Exercise requirements:
Provide the records once more, identical to the original.

Material provided:
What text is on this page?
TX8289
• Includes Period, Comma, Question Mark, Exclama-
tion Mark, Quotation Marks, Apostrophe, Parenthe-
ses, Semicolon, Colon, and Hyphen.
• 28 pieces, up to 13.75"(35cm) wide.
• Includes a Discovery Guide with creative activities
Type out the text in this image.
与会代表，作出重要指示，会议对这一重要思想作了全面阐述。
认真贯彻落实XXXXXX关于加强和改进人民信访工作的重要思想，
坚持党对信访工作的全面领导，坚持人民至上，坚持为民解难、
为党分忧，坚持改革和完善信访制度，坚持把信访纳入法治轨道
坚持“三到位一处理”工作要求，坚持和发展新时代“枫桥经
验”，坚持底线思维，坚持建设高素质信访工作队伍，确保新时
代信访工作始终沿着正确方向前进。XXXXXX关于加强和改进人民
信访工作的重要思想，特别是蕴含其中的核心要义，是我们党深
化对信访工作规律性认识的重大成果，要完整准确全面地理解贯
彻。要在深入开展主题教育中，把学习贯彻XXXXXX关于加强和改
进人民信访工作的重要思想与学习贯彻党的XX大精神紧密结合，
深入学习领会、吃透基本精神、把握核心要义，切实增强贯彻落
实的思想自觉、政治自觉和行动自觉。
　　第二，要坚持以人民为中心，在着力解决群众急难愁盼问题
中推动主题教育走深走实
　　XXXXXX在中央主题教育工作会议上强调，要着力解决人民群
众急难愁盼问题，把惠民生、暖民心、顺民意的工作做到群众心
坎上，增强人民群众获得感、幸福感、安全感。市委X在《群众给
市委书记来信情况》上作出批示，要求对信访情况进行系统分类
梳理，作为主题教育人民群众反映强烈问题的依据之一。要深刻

Response to this task:
What text is on this page?
TX8289
• Includes Period, Comma, Question Mark, Exclama-
tion Mark, Quotation Marks, Apostrophe, Parenthe-
ses, Semicolon, Colon, and Hyphen.
• 28 pieces, up to 13.75"(35cm) wide.
• Includes a Discovery Guide with creative activities
Type out the text in this image.
与会代表，作出重要指示，会议对这一重要思想作了全面阐述。
认真贯彻落实XXXXXX关于加强和改进人民信访工作的重要思想，
坚持党对信访工作的全面领导，坚持人民至上，坚持为民解难、
为党分忧，坚持改革和完善信访制度，坚持把信访纳入法治轨道
坚持“三到位一处理”工作要求，坚持和发展新时代“枫桥经
验”，坚持底线思维，坚持建设高素质信访工作队伍，确保新时
代信访工作始终沿着正确方向前进。XXXXXX关于加强和改进人民
信访工作的重要思想，特别是蕴含其中的核心要义，是我们党深
化对信访工作规律性认识的重大成果，要完整准确全面地理解贯
彻。要在深入开展主题教育中，把学习贯彻XXXXXX关于加强和改
进人民信访工作的重要思想与学习贯彻党的XX大精神紧密结合，
深入学习领会、吃透基本精神、把握核心要义，切实增强贯彻落
实的思想自觉、政治自觉和行动自觉。
　　第二，要坚持以人民为中心，在着力解决群众急难愁盼问题
中推动主题教育走深走实
　　XXXXXX在中央主题教育工作会议上强调，要着力解决人民群
众急难愁盼问题，把惠民生、暖民心、顺民意的工作做到群众心
坎上，增强人民群众获得感、幸福感、安全感。市委X在《群众给
市委书记来信情况》上作出批示，要求对信访情况进行系统分类
梳理，作为主题教育人民群众反映强烈问题的依据之一。要深刻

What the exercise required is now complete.